*** EXERCISE INPUT
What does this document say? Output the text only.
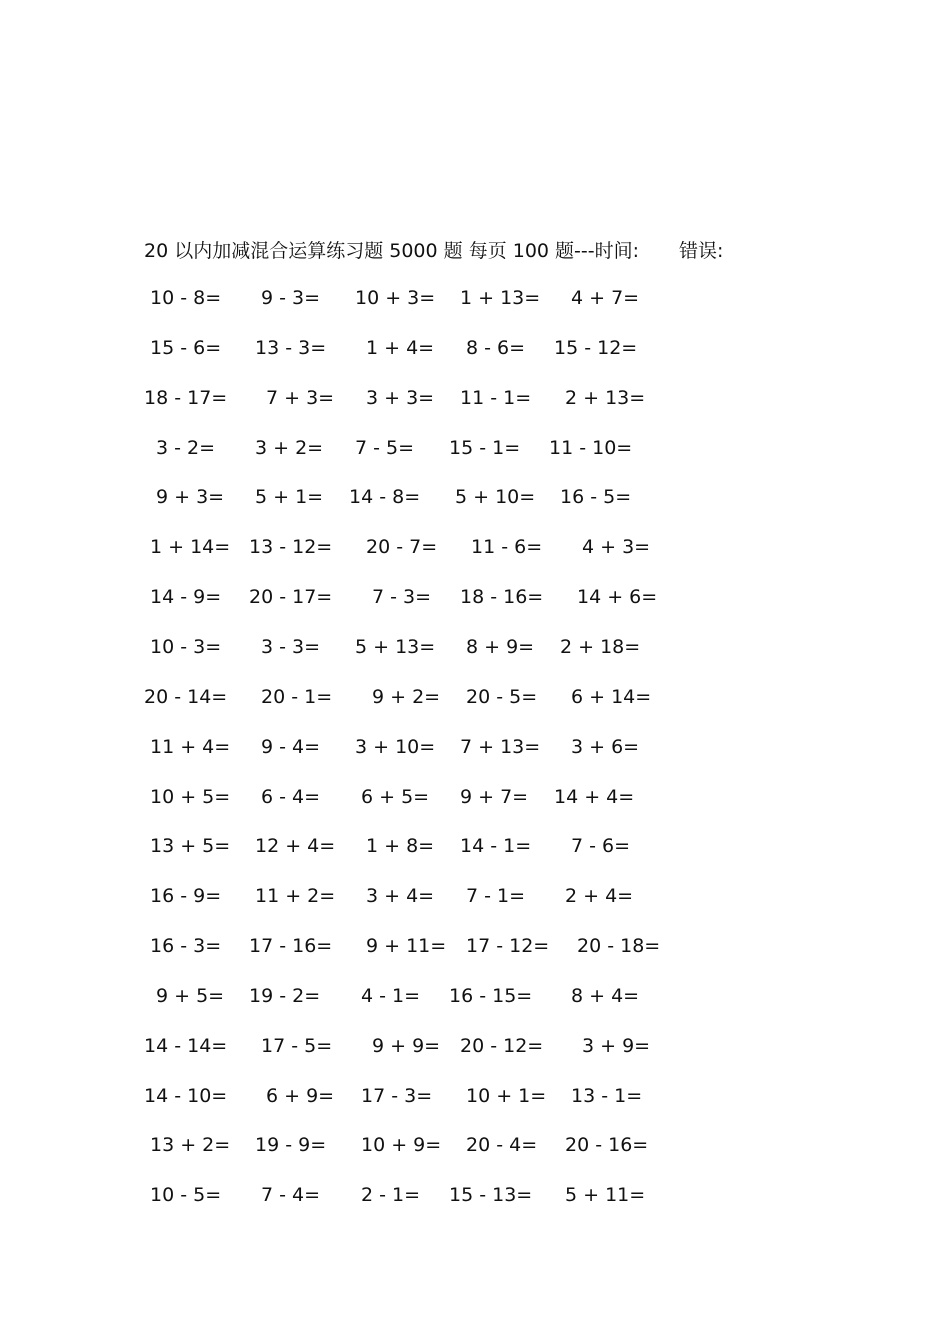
20 以内加减混合运算练习题 5000 题 每页 100 题---时间: 错误:
10 - 8= 9 - 3= 10 + 3= 1 + 13= 4 + 7=
15 - 6= 13 - 3= 1 + 4= 8 - 6= 15 - 12=
18 - 17= 7 + 3= 3 + 3= 11 - 1= 2 + 13=
3 - 2= 3 + 2= 7 - 5= 15 - 1= 11 - 10=
9 + 3= 5 + 1= 14 - 8= 5 + 10= 16 - 5=
1 + 14= 13 - 12= 20 - 7= 11 - 6= 4 + 3=
14 - 9= 20 - 17= 7 - 3= 18 - 16= 14 + 6=
10 - 3= 3 - 3= 5 + 13= 8 + 9= 2 + 18=
20 - 14= 20 - 1= 9 + 2= 20 - 5= 6 + 14=
11 + 4= 9 - 4= 3 + 10= 7 + 13= 3 + 6=
10 + 5= 6 - 4= 6 + 5= 9 + 7= 14 + 4=
13 + 5= 12 + 4= 1 + 8= 14 - 1= 7 - 6=
16 - 9= 11 + 2= 3 + 4= 7 - 1= 2 + 4=
16 - 3= 17 - 16= 9 + 11= 17 - 12= 20 - 18=
9 + 5= 19 - 2= 4 - 1= 16 - 15= 8 + 4=
14 - 14= 17 - 5= 9 + 9= 20 - 12= 3 + 9=
14 - 10= 6 + 9= 17 - 3= 10 + 1= 13 - 1=
13 + 2= 19 - 9= 10 + 9= 20 - 4= 20 - 16=
10 - 5= 7 - 4= 2 - 1= 15 - 13= 5 + 11=
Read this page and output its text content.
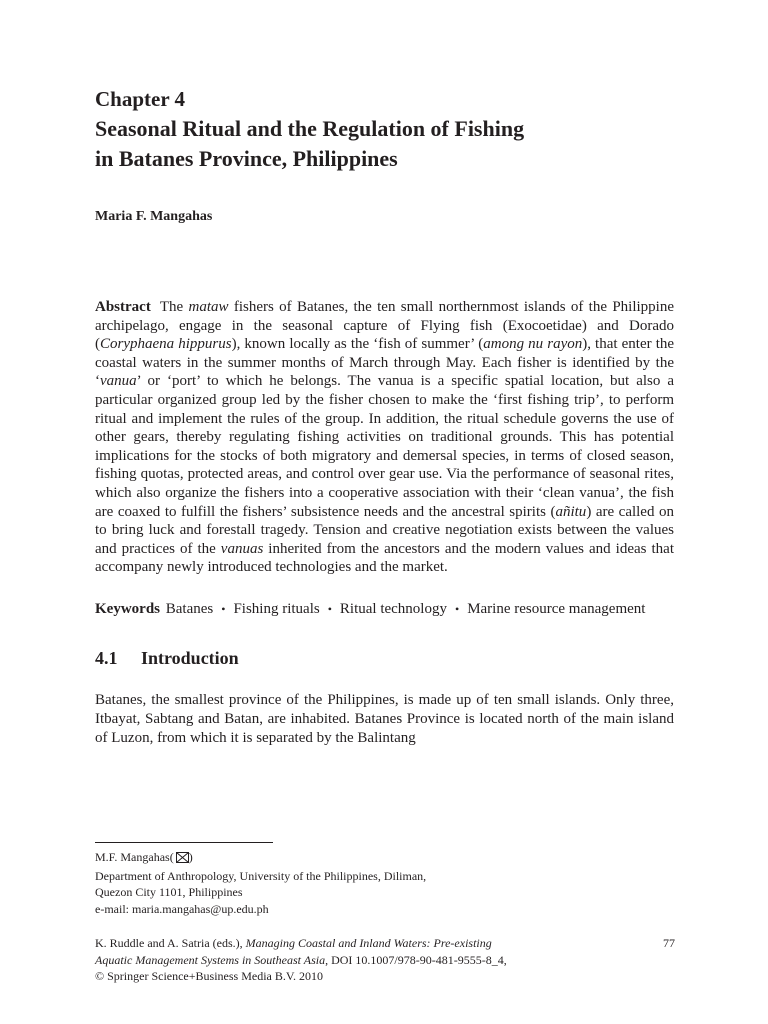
Chapter 4
Seasonal Ritual and the Regulation of Fishing
in Batanes Province, Philippines
Maria F. Mangahas

Abstract The mataw fishers of Batanes, the ten small northernmost islands of the Philippine archipelago, engage in the seasonal capture of Flying fish (Exocoetidae) and Dorado (Coryphaena hippurus), known locally as the ‘fish of summer’ (among nu rayon), that enter the coastal waters in the summer months of March through May. Each fisher is identified by the ‘vanua’ or ‘port’ to which he belongs. The vanua is a specific spatial location, but also a particular organized group led by the fisher chosen to make the ‘first fishing trip’, to perform ritual and implement the rules of the group. In addition, the ritual schedule governs the use of other gears, thereby regulating fishing activities on traditional grounds. This has potential implications for the stocks of both migratory and demersal species, in terms of closed season, fishing quotas, protected areas, and control over gear use. Via the performance of seasonal rites, which also organize the fishers into a cooperative association with their ‘clean vanua’, the fish are coaxed to fulfill the fishers’ subsistence needs and the ancestral spirits (añitu) are called on to bring luck and forestall tragedy. Tension and creative negotiation exists between the values and practices of the vanuas inherited from the ancestors and the modern values and ideas that accompany newly introduced technologies and the market.

Keywords Batanes • Fishing rituals • Ritual technology • Marine resource management

4.1 Introduction

Batanes, the smallest province of the Philippines, is made up of ten small islands. Only three, Itbayat, Sabtang and Batan, are inhabited. Batanes Province is located north of the main island of Luzon, from which it is separated by the Balintang

M.F. Mangahas( )
Department of Anthropology, University of the Philippines, Diliman,
Quezon City 1101, Philippines
e-mail: maria.mangahas@up.edu.ph
K. Ruddle and A. Satria (eds.), Managing Coastal and Inland Waters: Pre-existing
Aquatic Management Systems in Southeast Asia, DOI 10.1007/978-90-481-9555-8_4,
© Springer Science+Business Media B.V. 2010
77
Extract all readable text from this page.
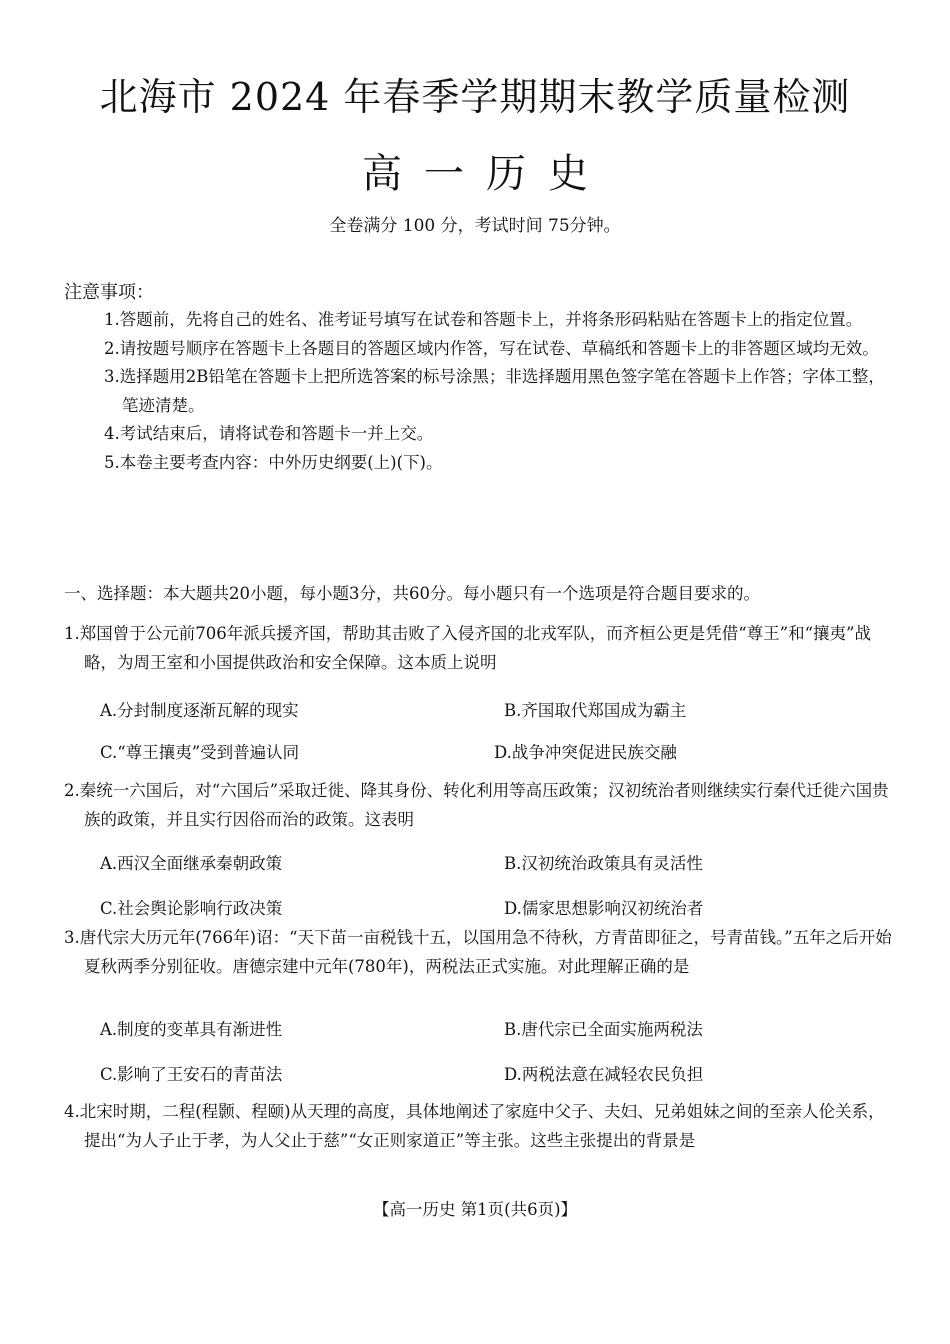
北海市 2024 年春季学期期末教学质量检测
高一历史
全卷满分 100 分，考试时间 75分钟。
注意事项：

1.答题前，先将自己的姓名、准考证号填写在试卷和答题卡上，并将条形码粘贴在答题卡上的指定位置。

2.请按题号顺序在答题卡上各题目的答题区域内作答，写在试卷、草稿纸和答题卡上的非答题区域均无效。

3.选择题用2B铅笔在答题卡上把所选答案的标号涂黑；非选择题用黑色签字笔在答题卡上作答；字体工整，笔迹清楚。

4.考试结束后，请将试卷和答题卡一并上交。

5.本卷主要考查内容：中外历史纲要(上)(下)。

一、选择题：本大题共20小题，每小题3分，共60分。每小题只有一个选项是符合题目要求的。
1.郑国曾于公元前706年派兵援齐国，帮助其击败了入侵齐国的北戎军队，而齐桓公更是凭借“尊王”和“攘夷”战略，为周王室和小国提供政治和安全保障。这本质上说明
A.分封制度逐渐瓦解的现实	B.齐国取代郑国成为霸主
C.“尊王攘夷”受到普遍认同	D.战争冲突促进民族交融
2.秦统一六国后，对“六国后”采取迁徙、降其身份、转化利用等高压政策；汉初统治者则继续实行秦代迁徙六国贵族的政策，并且实行因俗而治的政策。这表明
A.西汉全面继承秦朝政策	B.汉初统治政策具有灵活性
C.社会舆论影响行政决策	D.儒家思想影响汉初统治者
3.唐代宗大历元年(766年)诏：“天下苗一亩税钱十五，以国用急不待秋，方青苗即征之，号青苗钱。”五年之后开始夏秋两季分别征收。唐德宗建中元年(780年)，两税法正式实施。对此理解正确的是
A.制度的变革具有渐进性	B.唐代宗已全面实施两税法
C.影响了王安石的青苗法	D.两税法意在减轻农民负担
4.北宋时期，二程(程颢、程颐)从天理的高度，具体地阐述了家庭中父子、夫妇、兄弟姐妹之间的至亲人伦关系，提出“为人子止于孝，为人父止于慈”“女正则家道正”等主张。这些主张提出的背景是
【高一历史 第1页(共6页)】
******
• PROBLEM TO WORK ON
Give the number of lines containing the word "Philippines". No other answer is needed.

• SOLUTION TO THE PROBLEM
4